— start RECORDED DATA —

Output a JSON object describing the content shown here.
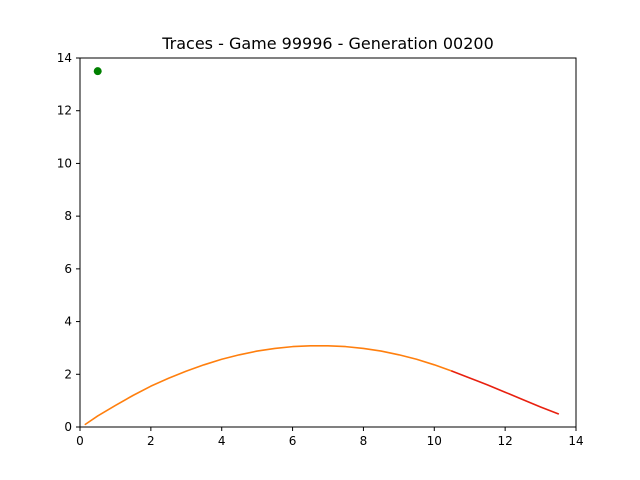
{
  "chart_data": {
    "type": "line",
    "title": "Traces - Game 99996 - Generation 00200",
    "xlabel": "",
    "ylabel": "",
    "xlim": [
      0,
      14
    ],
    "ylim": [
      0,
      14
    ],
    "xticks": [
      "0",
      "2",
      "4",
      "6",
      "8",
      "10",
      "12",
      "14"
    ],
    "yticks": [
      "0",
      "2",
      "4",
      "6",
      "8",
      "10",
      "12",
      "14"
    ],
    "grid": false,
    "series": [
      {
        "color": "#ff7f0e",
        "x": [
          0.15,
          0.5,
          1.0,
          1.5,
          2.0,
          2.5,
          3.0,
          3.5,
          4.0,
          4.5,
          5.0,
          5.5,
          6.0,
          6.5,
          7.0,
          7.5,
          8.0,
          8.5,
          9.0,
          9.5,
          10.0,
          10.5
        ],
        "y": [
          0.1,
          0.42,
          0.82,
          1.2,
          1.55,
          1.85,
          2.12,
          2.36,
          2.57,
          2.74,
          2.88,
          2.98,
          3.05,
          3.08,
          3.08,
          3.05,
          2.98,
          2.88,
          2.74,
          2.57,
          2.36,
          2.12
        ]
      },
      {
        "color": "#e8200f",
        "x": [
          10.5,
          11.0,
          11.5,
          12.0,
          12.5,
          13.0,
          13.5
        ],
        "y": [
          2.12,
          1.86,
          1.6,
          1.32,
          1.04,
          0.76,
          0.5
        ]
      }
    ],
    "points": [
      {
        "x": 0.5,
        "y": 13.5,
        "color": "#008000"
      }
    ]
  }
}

— end RECORDED DATA —

> **EXERCISE DETAILS**
Copy all the data exactly as written, but skip any picture.

> **THE SOLUTION**
Output a JSON object describing the content shown here.
{
  "chart_data": {
    "type": "line",
    "title": "Traces - Game 99996 - Generation 00200",
    "xlabel": "",
    "ylabel": "",
    "xlim": [
      0,
      14
    ],
    "ylim": [
      0,
      14
    ],
    "xticks": [
      "0",
      "2",
      "4",
      "6",
      "8",
      "10",
      "12",
      "14"
    ],
    "yticks": [
      "0",
      "2",
      "4",
      "6",
      "8",
      "10",
      "12",
      "14"
    ],
    "grid": false,
    "series": [
      {
        "color": "#ff7f0e",
        "x": [
          0.15,
          0.5,
          1.0,
          1.5,
          2.0,
          2.5,
          3.0,
          3.5,
          4.0,
          4.5,
          5.0,
          5.5,
          6.0,
          6.5,
          7.0,
          7.5,
          8.0,
          8.5,
          9.0,
          9.5,
          10.0,
          10.5
        ],
        "y": [
          0.1,
          0.42,
          0.82,
          1.2,
          1.55,
          1.85,
          2.12,
          2.36,
          2.57,
          2.74,
          2.88,
          2.98,
          3.05,
          3.08,
          3.08,
          3.05,
          2.98,
          2.88,
          2.74,
          2.57,
          2.36,
          2.12
        ]
      },
      {
        "color": "#e8200f",
        "x": [
          10.5,
          11.0,
          11.5,
          12.0,
          12.5,
          13.0,
          13.5
        ],
        "y": [
          2.12,
          1.86,
          1.6,
          1.32,
          1.04,
          0.76,
          0.5
        ]
      }
    ],
    "points": [
      {
        "x": 0.5,
        "y": 13.5,
        "color": "#008000"
      }
    ]
  }
}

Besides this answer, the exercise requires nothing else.